*Records provided:*
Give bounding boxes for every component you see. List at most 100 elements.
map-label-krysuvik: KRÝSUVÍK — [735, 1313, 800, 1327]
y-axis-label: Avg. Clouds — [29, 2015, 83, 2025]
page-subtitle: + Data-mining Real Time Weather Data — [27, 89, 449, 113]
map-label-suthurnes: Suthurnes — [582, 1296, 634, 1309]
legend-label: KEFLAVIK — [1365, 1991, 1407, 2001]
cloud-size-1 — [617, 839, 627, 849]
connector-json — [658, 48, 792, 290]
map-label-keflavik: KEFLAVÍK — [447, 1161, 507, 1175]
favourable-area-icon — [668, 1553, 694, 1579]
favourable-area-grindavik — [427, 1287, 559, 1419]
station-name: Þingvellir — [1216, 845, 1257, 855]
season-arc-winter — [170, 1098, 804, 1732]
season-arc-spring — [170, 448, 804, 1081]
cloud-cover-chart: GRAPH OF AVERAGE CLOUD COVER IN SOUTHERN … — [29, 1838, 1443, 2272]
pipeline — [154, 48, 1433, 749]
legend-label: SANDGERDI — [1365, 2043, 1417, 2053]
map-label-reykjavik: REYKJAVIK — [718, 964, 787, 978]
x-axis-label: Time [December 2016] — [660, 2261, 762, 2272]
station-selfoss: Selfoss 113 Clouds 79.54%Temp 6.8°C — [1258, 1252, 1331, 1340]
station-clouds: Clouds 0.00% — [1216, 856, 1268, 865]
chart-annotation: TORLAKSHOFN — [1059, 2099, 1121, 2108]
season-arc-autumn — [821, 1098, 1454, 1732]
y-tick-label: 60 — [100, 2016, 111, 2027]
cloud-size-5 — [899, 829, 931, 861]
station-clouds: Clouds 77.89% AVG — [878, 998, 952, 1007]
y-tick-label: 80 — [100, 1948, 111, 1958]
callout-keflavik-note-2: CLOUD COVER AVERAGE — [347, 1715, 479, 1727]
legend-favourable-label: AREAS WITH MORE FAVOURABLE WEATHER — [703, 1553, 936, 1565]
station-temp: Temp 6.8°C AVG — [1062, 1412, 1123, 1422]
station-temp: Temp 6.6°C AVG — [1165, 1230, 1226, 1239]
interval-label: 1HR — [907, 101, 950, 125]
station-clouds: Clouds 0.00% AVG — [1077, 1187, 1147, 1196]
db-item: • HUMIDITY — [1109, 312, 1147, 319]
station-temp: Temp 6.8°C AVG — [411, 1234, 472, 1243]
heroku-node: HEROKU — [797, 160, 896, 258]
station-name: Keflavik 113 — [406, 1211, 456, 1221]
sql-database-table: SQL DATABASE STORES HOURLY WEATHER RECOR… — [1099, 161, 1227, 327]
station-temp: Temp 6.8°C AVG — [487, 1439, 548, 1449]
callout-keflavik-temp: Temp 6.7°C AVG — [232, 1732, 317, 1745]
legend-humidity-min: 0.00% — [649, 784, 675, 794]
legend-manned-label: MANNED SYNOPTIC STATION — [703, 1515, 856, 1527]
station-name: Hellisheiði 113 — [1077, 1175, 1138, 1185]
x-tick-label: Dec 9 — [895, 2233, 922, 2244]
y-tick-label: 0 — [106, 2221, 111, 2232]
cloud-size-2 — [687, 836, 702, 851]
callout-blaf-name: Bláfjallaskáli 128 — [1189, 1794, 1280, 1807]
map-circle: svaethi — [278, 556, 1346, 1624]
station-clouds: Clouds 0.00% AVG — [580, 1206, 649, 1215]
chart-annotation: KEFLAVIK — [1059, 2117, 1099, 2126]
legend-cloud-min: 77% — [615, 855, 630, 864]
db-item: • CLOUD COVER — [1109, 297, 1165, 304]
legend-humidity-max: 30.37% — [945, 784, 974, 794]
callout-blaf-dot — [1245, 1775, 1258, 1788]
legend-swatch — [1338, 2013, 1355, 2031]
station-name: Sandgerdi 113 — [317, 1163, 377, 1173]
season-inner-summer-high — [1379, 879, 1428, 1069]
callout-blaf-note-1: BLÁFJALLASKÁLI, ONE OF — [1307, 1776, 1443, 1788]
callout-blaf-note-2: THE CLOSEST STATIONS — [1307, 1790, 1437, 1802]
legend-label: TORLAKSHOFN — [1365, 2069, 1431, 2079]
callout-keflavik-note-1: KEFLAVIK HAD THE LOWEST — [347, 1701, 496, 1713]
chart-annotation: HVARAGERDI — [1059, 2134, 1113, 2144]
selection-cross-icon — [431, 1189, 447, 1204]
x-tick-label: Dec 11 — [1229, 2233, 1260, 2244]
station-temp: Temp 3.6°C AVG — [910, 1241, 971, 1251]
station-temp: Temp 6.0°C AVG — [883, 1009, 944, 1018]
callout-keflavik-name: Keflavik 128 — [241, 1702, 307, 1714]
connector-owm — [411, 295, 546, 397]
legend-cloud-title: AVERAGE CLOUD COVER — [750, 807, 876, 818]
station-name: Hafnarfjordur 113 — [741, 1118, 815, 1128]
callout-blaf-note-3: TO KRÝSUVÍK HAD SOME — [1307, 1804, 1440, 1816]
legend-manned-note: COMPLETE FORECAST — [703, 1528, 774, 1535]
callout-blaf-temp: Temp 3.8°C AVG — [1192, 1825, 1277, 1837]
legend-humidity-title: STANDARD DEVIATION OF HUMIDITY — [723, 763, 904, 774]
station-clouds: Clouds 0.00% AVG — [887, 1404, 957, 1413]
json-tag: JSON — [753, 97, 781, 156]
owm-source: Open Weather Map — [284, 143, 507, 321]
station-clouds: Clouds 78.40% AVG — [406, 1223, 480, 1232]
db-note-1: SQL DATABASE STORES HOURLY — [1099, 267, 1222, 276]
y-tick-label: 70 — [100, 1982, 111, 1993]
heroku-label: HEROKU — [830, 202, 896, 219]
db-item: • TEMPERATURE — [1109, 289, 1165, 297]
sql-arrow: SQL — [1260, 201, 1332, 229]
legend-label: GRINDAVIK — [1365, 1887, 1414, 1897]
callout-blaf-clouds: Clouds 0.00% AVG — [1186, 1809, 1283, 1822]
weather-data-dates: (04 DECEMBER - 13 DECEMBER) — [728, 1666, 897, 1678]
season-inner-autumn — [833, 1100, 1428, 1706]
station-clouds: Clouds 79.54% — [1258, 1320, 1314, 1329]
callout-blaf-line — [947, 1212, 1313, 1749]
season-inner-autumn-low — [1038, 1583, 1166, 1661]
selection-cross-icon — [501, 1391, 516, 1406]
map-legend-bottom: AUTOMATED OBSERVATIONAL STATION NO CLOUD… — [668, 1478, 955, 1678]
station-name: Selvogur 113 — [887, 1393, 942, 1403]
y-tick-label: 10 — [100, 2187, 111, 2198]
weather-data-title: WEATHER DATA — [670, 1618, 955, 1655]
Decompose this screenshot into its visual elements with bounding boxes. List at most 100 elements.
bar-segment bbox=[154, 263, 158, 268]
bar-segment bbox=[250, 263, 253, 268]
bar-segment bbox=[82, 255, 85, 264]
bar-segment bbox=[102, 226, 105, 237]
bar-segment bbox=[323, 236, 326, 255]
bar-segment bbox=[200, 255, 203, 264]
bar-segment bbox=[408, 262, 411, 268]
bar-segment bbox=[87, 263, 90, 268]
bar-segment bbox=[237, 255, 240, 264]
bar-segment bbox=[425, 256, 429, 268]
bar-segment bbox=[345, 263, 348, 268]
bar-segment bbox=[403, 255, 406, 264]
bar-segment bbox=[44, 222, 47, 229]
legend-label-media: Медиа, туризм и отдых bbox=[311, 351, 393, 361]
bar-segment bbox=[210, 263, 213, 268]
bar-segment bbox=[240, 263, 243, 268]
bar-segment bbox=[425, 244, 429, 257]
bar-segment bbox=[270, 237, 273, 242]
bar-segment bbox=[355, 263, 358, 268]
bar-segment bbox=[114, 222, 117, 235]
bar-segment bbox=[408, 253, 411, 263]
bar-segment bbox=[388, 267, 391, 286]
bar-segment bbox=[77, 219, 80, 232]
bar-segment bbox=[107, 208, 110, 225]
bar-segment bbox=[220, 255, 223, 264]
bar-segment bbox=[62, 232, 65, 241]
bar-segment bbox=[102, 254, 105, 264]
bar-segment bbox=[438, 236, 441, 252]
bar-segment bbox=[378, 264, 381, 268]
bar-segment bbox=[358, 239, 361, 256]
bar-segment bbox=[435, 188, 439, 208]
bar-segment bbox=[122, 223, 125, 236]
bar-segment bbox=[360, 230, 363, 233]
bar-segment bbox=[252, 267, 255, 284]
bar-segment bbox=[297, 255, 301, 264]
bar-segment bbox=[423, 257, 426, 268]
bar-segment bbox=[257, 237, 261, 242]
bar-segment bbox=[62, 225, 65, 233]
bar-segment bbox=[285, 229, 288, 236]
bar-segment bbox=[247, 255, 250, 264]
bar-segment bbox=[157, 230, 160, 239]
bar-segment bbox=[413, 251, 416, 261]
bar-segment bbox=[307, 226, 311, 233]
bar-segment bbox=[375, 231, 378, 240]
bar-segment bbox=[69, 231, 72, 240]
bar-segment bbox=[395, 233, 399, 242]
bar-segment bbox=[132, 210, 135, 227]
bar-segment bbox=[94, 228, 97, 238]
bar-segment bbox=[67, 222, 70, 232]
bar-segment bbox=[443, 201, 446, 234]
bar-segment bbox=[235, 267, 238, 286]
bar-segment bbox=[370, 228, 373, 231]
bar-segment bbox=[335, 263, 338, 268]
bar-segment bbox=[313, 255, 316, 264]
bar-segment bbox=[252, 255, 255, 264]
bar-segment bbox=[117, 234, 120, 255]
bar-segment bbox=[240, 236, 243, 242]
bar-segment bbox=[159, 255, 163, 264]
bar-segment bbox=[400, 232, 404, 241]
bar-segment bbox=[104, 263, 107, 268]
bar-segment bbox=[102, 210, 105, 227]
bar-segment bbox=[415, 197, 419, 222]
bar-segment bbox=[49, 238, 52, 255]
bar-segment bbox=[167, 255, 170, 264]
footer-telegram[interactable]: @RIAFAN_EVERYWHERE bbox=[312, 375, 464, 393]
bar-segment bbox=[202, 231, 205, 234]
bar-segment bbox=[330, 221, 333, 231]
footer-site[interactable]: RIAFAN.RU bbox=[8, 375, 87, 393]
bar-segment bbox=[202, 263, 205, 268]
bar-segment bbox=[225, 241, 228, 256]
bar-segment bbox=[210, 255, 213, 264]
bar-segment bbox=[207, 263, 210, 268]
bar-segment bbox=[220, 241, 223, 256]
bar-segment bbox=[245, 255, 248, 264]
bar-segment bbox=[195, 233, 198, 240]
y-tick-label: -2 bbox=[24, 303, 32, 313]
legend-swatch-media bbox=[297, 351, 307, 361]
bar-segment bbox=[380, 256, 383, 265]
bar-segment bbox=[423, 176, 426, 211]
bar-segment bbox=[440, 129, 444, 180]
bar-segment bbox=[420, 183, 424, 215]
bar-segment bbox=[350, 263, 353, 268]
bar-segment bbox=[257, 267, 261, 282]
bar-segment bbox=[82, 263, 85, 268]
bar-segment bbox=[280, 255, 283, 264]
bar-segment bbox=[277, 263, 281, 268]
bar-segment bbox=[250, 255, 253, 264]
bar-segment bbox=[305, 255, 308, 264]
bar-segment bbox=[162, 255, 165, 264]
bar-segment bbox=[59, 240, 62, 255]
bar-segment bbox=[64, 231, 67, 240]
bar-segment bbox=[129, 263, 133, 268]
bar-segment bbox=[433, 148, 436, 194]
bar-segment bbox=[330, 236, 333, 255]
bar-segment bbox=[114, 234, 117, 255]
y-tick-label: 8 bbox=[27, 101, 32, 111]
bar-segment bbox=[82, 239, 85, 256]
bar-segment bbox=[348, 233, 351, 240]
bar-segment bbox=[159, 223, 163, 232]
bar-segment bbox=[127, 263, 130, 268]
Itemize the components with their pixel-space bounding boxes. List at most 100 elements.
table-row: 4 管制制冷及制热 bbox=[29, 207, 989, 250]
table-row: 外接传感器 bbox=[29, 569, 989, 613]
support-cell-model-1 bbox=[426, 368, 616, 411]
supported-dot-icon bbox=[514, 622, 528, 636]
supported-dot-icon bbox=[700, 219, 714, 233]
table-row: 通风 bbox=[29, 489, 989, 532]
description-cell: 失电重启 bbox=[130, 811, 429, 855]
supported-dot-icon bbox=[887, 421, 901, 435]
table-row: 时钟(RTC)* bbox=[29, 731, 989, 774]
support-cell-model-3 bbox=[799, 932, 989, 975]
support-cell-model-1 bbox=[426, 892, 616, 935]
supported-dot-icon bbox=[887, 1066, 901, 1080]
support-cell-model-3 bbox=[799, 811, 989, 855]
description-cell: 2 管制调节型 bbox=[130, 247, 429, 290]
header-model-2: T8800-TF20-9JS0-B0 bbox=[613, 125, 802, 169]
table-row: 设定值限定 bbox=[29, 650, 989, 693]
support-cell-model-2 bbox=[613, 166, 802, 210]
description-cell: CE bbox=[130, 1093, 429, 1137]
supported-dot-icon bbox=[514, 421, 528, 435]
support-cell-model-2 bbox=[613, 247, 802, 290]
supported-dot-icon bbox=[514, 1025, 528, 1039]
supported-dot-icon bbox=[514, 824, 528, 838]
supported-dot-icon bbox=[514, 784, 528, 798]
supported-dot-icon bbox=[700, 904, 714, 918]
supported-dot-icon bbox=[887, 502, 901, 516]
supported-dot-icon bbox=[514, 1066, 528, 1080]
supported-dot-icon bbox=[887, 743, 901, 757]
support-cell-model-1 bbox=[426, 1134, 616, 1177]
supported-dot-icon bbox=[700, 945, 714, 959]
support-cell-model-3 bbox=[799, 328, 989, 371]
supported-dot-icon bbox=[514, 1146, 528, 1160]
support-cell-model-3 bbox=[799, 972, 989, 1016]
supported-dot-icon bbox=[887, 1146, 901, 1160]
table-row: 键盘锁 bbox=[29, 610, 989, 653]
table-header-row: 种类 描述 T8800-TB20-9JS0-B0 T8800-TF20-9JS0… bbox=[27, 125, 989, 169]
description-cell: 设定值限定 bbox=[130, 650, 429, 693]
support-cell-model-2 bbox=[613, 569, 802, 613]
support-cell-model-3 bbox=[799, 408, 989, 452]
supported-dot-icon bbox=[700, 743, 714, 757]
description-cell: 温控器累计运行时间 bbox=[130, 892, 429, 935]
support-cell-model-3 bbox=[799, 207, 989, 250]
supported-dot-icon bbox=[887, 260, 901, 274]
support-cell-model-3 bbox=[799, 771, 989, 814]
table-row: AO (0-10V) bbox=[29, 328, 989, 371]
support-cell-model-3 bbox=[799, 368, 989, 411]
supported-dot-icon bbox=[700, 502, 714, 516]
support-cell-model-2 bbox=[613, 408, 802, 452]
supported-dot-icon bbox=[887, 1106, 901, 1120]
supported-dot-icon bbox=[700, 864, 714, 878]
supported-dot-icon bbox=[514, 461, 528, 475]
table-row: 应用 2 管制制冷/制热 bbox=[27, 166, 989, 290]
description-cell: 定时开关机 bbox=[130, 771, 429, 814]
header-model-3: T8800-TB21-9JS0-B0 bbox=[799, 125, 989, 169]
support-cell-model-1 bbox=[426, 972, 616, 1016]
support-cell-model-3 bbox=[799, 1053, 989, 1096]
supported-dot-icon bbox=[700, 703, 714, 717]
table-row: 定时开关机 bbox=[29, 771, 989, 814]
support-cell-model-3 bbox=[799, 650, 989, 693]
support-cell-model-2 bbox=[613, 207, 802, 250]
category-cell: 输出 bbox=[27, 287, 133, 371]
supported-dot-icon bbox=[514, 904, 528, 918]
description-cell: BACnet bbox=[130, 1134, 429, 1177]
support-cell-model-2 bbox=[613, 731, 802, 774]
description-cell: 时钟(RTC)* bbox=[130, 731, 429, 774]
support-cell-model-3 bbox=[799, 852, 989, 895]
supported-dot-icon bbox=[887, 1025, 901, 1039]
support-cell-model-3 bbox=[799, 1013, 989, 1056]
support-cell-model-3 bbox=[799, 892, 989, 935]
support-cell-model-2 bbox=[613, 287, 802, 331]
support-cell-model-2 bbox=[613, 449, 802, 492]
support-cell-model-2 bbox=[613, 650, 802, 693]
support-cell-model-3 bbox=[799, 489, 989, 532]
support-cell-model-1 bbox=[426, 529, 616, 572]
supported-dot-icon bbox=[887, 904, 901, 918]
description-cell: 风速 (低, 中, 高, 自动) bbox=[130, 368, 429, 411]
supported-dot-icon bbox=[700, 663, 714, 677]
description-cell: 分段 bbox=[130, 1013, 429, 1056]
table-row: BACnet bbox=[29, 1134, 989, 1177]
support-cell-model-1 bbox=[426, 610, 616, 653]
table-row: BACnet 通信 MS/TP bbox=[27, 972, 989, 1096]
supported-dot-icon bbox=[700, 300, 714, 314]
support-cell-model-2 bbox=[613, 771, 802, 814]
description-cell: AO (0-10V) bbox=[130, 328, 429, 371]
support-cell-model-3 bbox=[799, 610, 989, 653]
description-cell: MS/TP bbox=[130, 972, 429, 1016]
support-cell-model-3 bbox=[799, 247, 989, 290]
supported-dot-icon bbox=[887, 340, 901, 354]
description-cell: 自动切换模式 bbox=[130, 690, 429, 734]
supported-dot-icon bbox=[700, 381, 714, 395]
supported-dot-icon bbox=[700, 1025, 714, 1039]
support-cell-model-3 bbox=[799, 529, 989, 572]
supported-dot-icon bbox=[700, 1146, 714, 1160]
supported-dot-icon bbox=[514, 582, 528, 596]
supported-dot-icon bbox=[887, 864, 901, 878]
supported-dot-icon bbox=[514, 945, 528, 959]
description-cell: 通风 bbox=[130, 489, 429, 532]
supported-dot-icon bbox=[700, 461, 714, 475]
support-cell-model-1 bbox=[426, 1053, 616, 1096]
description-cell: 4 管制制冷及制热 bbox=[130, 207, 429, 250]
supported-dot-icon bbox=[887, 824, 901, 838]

*Task:* Could you copy out, unchanged, everything from the very first line of the entries down to the line containing "season-arc-spring — [170, 448, 804, 1081]", including both of those lines?

*Expected answer:*
Give bounding boxes for every component you see. List at most 100 elements.
map-label-krysuvik: KRÝSUVÍK — [735, 1313, 800, 1327]
y-axis-label: Avg. Clouds — [29, 2015, 83, 2025]
page-subtitle: + Data-mining Real Time Weather Data — [27, 89, 449, 113]
map-label-suthurnes: Suthurnes — [582, 1296, 634, 1309]
legend-label: KEFLAVIK — [1365, 1991, 1407, 2001]
cloud-size-1 — [617, 839, 627, 849]
connector-json — [658, 48, 792, 290]
map-label-keflavik: KEFLAVÍK — [447, 1161, 507, 1175]
favourable-area-icon — [668, 1553, 694, 1579]
favourable-area-grindavik — [427, 1287, 559, 1419]
station-name: Þingvellir — [1216, 845, 1257, 855]
season-arc-winter — [170, 1098, 804, 1732]
season-arc-spring — [170, 448, 804, 1081]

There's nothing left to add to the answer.